### PROBLEM TO SOLVE
Repeat the records in full and exactly, omitting pictures.

================================

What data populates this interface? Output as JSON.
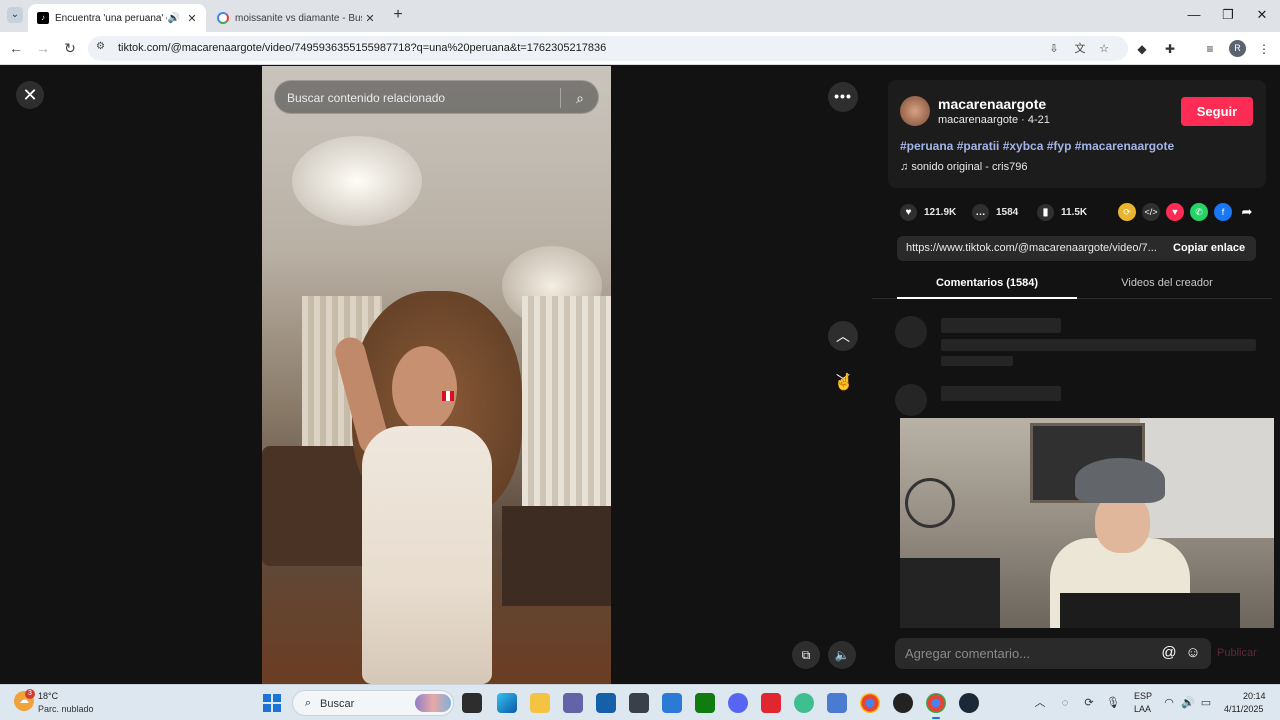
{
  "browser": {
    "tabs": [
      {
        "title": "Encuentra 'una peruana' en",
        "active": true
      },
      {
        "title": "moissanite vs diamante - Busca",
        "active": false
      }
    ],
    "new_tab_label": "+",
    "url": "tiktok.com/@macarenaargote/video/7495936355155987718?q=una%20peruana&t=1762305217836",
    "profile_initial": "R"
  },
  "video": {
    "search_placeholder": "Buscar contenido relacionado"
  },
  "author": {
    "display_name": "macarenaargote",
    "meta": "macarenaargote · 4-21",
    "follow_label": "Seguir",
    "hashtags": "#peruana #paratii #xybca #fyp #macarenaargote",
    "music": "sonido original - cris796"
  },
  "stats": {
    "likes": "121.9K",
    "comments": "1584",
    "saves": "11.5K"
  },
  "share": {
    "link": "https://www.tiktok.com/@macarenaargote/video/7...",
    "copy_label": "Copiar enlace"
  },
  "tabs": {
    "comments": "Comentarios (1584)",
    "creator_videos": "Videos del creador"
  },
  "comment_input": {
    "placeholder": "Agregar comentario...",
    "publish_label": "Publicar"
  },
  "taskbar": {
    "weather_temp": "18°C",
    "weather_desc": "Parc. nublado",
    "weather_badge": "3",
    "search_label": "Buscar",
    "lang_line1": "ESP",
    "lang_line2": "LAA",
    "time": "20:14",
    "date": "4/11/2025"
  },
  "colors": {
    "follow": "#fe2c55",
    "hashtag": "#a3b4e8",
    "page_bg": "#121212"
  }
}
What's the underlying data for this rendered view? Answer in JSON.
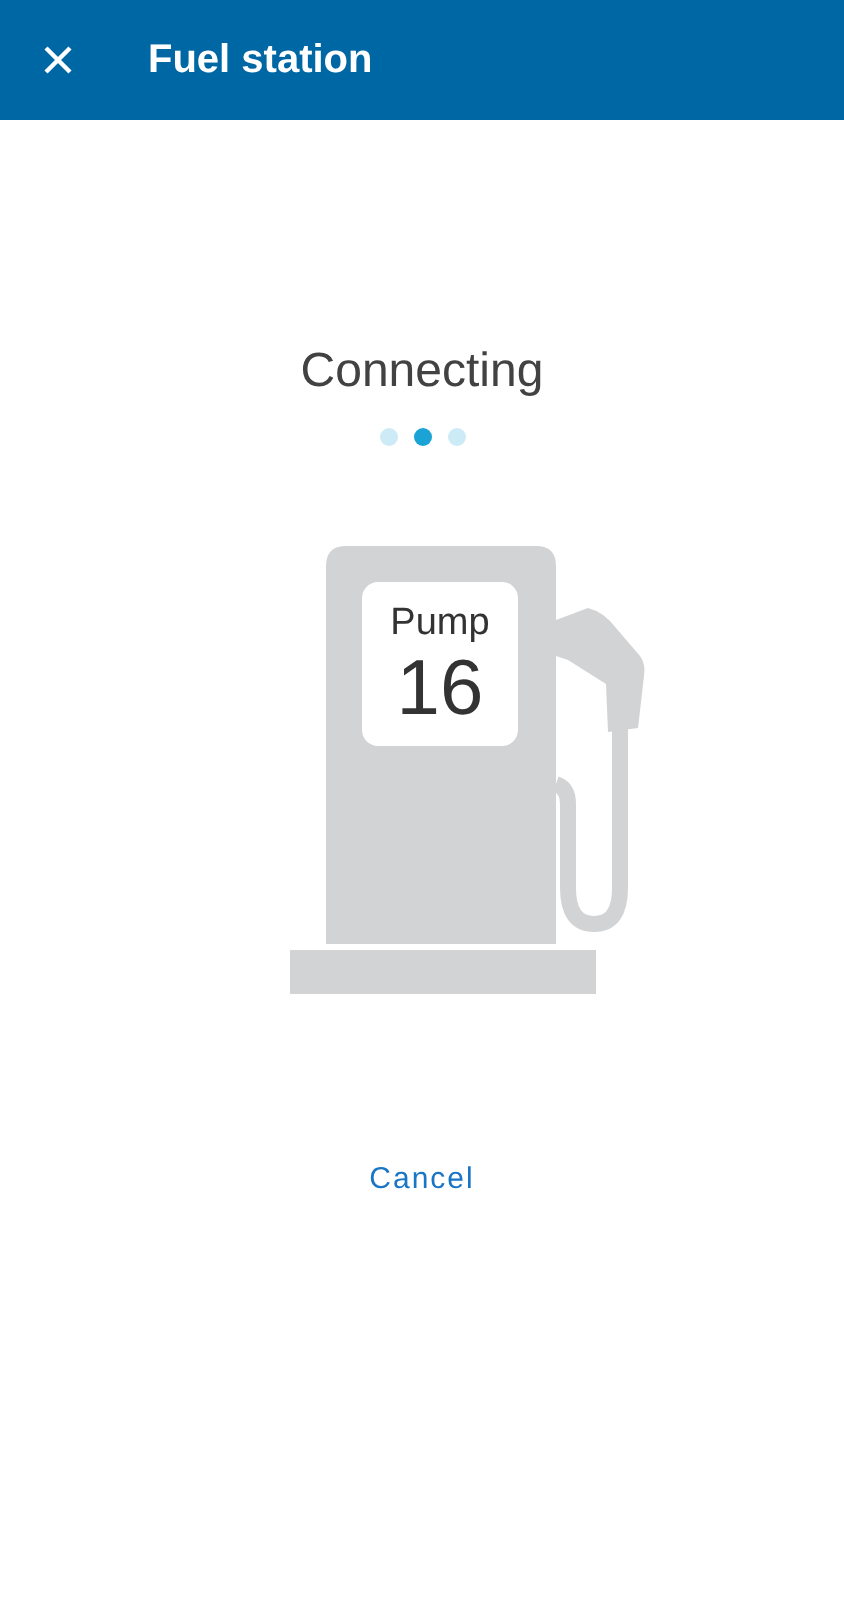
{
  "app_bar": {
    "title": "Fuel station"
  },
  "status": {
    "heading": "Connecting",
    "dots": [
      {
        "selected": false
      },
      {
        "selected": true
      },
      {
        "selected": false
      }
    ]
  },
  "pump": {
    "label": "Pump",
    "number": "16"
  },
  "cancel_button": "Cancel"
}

================================

### IN RESPONSE
What data populates this interface? Output as JSON.
{
  "browser": {
    "tabs": [
      {
        "title": "Encuentra 'una peruana' en",
        "active": true
      },
      {
        "title": "moissanite vs diamante - Busca",
        "active": false
      }
    ],
    "new_tab_label": "+",
    "url": "tiktok.com/@macarenaargote/video/7495936355155987718?q=una%20peruana&t=1762305217836",
    "profile_initial": "R"
  },
  "video": {
    "search_placeholder": "Buscar contenido relacionado"
  },
  "author": {
    "display_name": "macarenaargote",
    "meta": "macarenaargote · 4-21",
    "follow_label": "Seguir",
    "hashtags": "#peruana #paratii #xybca #fyp #macarenaargote",
    "music": "sonido original - cris796"
  },
  "stats": {
    "likes": "121.9K",
    "comments": "1584",
    "saves": "11.5K"
  },
  "share": {
    "link": "https://www.tiktok.com/@macarenaargote/video/7...",
    "copy_label": "Copiar enlace"
  },
  "tabs": {
    "comments": "Comentarios (1584)",
    "creator_videos": "Videos del creador"
  },
  "comment_input": {
    "placeholder": "Agregar comentario...",
    "publish_label": "Publicar"
  },
  "taskbar": {
    "weather_temp": "18°C",
    "weather_desc": "Parc. nublado",
    "weather_badge": "3",
    "search_label": "Buscar",
    "lang_line1": "ESP",
    "lang_line2": "LAA",
    "time": "20:14",
    "date": "4/11/2025"
  },
  "colors": {
    "follow": "#fe2c55",
    "hashtag": "#a3b4e8",
    "page_bg": "#121212"
  }
}
What's the underlying data for this rendered view? Answer in JSON.
{
  "app_bar": {
    "title": "Fuel station"
  },
  "status": {
    "heading": "Connecting",
    "dots": [
      {
        "selected": false
      },
      {
        "selected": true
      },
      {
        "selected": false
      }
    ]
  },
  "pump": {
    "label": "Pump",
    "number": "16"
  },
  "cancel_button": "Cancel"
}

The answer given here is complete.